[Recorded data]
+++
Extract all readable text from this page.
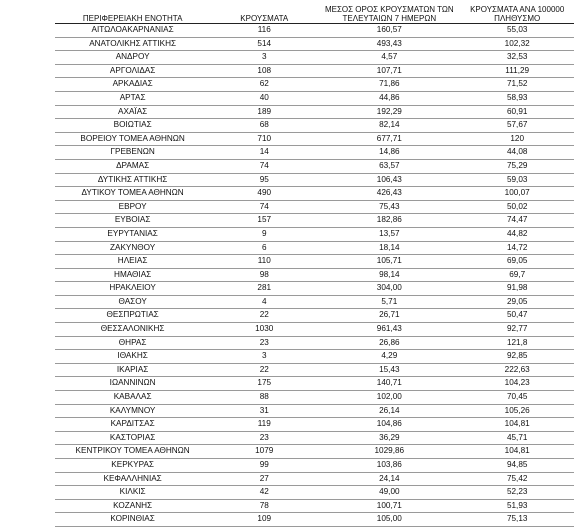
ΠΕΡΙΦΕΡΕΙΑΚΗ ΕΝΟΤΗΤΑ	ΚΡΟΥΣΜΑΤΑ	ΜΕΣΟΣ ΟΡΟΣ ΚΡΟΥΣΜΑΤΩΝ ΤΩΝ ΤΕΛΕΥΤΑΙΩΝ 7 ΗΜΕΡΩΝ	ΚΡΟΥΣΜΑΤΑ ΑΝΑ 100000 ΠΛΗΘΥΣΜΟ
ΑΙΤΩΛΟΑΚΑΡΝΑΝΙΑΣ	116	160,57	55,03
ΑΝΑΤΟΛΙΚΗΣ ΑΤΤΙΚΗΣ	514	493,43	102,32
ΑΝΔΡΟΥ	3	4,57	32,53
ΑΡΓΟΛΙΔΑΣ	108	107,71	111,29
ΑΡΚΑΔΙΑΣ	62	71,86	71,52
ΑΡΤΑΣ	40	44,86	58,93
ΑΧΑΪΑΣ	189	192,29	60,91
ΒΟΙΩΤΙΑΣ	68	82,14	57,67
ΒΟΡΕΙΟΥ ΤΟΜΕΑ ΑΘΗΝΩΝ	710	677,71	120
ΓΡΕΒΕΝΩΝ	14	14,86	44,08
ΔΡΑΜΑΣ	74	63,57	75,29
ΔΥΤΙΚΗΣ ΑΤΤΙΚΗΣ	95	106,43	59,03
ΔΥΤΙΚΟΥ ΤΟΜΕΑ ΑΘΗΝΩΝ	490	426,43	100,07
ΕΒΡΟΥ	74	75,43	50,02
ΕΥΒΟΙΑΣ	157	182,86	74,47
ΕΥΡΥΤΑΝΙΑΣ	9	13,57	44,82
ΖΑΚΥΝΘΟΥ	6	18,14	14,72
ΗΛΕΙΑΣ	110	105,71	69,05
ΗΜΑΘΙΑΣ	98	98,14	69,7
ΗΡΑΚΛΕΙΟΥ	281	304,00	91,98
ΘΑΣΟΥ	4	5,71	29,05
ΘΕΣΠΡΩΤΙΑΣ	22	26,71	50,47
ΘΕΣΣΑΛΟΝΙΚΗΣ	1030	961,43	92,77
ΘΗΡΑΣ	23	26,86	121,8
ΙΘΑΚΗΣ	3	4,29	92,85
ΙΚΑΡΙΑΣ	22	15,43	222,63
ΙΩΑΝΝΙΝΩΝ	175	140,71	104,23
ΚΑΒΑΛΑΣ	88	102,00	70,45
ΚΑΛΥΜΝΟΥ	31	26,14	105,26
ΚΑΡΔΙΤΣΑΣ	119	104,86	104,81
ΚΑΣΤΟΡΙΑΣ	23	36,29	45,71
ΚΕΝΤΡΙΚΟΥ ΤΟΜΕΑ ΑΘΗΝΩΝ	1079	1029,86	104,81
ΚΕΡΚΥΡΑΣ	99	103,86	94,85
ΚΕΦΑΛΛΗΝΙΑΣ	27	24,14	75,42
ΚΙΛΚΙΣ	42	49,00	52,23
ΚΟΖΑΝΗΣ	78	100,71	51,93
ΚΟΡΙΝΘΙΑΣ	109	105,00	75,13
+++
Write out the listing above again, exactly, but with no pictures in the copy.

▶ _Result for this exercise_:
Extract all readable text from this page.
ΠΕΡΙΦΕΡΕΙΑΚΗ ΕΝΟΤΗΤΑ	ΚΡΟΥΣΜΑΤΑ	ΜΕΣΟΣ ΟΡΟΣ ΚΡΟΥΣΜΑΤΩΝ ΤΩΝ ΤΕΛΕΥΤΑΙΩΝ 7 ΗΜΕΡΩΝ	ΚΡΟΥΣΜΑΤΑ ΑΝΑ 100000 ΠΛΗΘΥΣΜΟ
ΑΙΤΩΛΟΑΚΑΡΝΑΝΙΑΣ	116	160,57	55,03
ΑΝΑΤΟΛΙΚΗΣ ΑΤΤΙΚΗΣ	514	493,43	102,32
ΑΝΔΡΟΥ	3	4,57	32,53
ΑΡΓΟΛΙΔΑΣ	108	107,71	111,29
ΑΡΚΑΔΙΑΣ	62	71,86	71,52
ΑΡΤΑΣ	40	44,86	58,93
ΑΧΑΪΑΣ	189	192,29	60,91
ΒΟΙΩΤΙΑΣ	68	82,14	57,67
ΒΟΡΕΙΟΥ ΤΟΜΕΑ ΑΘΗΝΩΝ	710	677,71	120
ΓΡΕΒΕΝΩΝ	14	14,86	44,08
ΔΡΑΜΑΣ	74	63,57	75,29
ΔΥΤΙΚΗΣ ΑΤΤΙΚΗΣ	95	106,43	59,03
ΔΥΤΙΚΟΥ ΤΟΜΕΑ ΑΘΗΝΩΝ	490	426,43	100,07
ΕΒΡΟΥ	74	75,43	50,02
ΕΥΒΟΙΑΣ	157	182,86	74,47
ΕΥΡΥΤΑΝΙΑΣ	9	13,57	44,82
ΖΑΚΥΝΘΟΥ	6	18,14	14,72
ΗΛΕΙΑΣ	110	105,71	69,05
ΗΜΑΘΙΑΣ	98	98,14	69,7
ΗΡΑΚΛΕΙΟΥ	281	304,00	91,98
ΘΑΣΟΥ	4	5,71	29,05
ΘΕΣΠΡΩΤΙΑΣ	22	26,71	50,47
ΘΕΣΣΑΛΟΝΙΚΗΣ	1030	961,43	92,77
ΘΗΡΑΣ	23	26,86	121,8
ΙΘΑΚΗΣ	3	4,29	92,85
ΙΚΑΡΙΑΣ	22	15,43	222,63
ΙΩΑΝΝΙΝΩΝ	175	140,71	104,23
ΚΑΒΑΛΑΣ	88	102,00	70,45
ΚΑΛΥΜΝΟΥ	31	26,14	105,26
ΚΑΡΔΙΤΣΑΣ	119	104,86	104,81
ΚΑΣΤΟΡΙΑΣ	23	36,29	45,71
ΚΕΝΤΡΙΚΟΥ ΤΟΜΕΑ ΑΘΗΝΩΝ	1079	1029,86	104,81
ΚΕΡΚΥΡΑΣ	99	103,86	94,85
ΚΕΦΑΛΛΗΝΙΑΣ	27	24,14	75,42
ΚΙΛΚΙΣ	42	49,00	52,23
ΚΟΖΑΝΗΣ	78	100,71	51,93
ΚΟΡΙΝΘΙΑΣ	109	105,00	75,13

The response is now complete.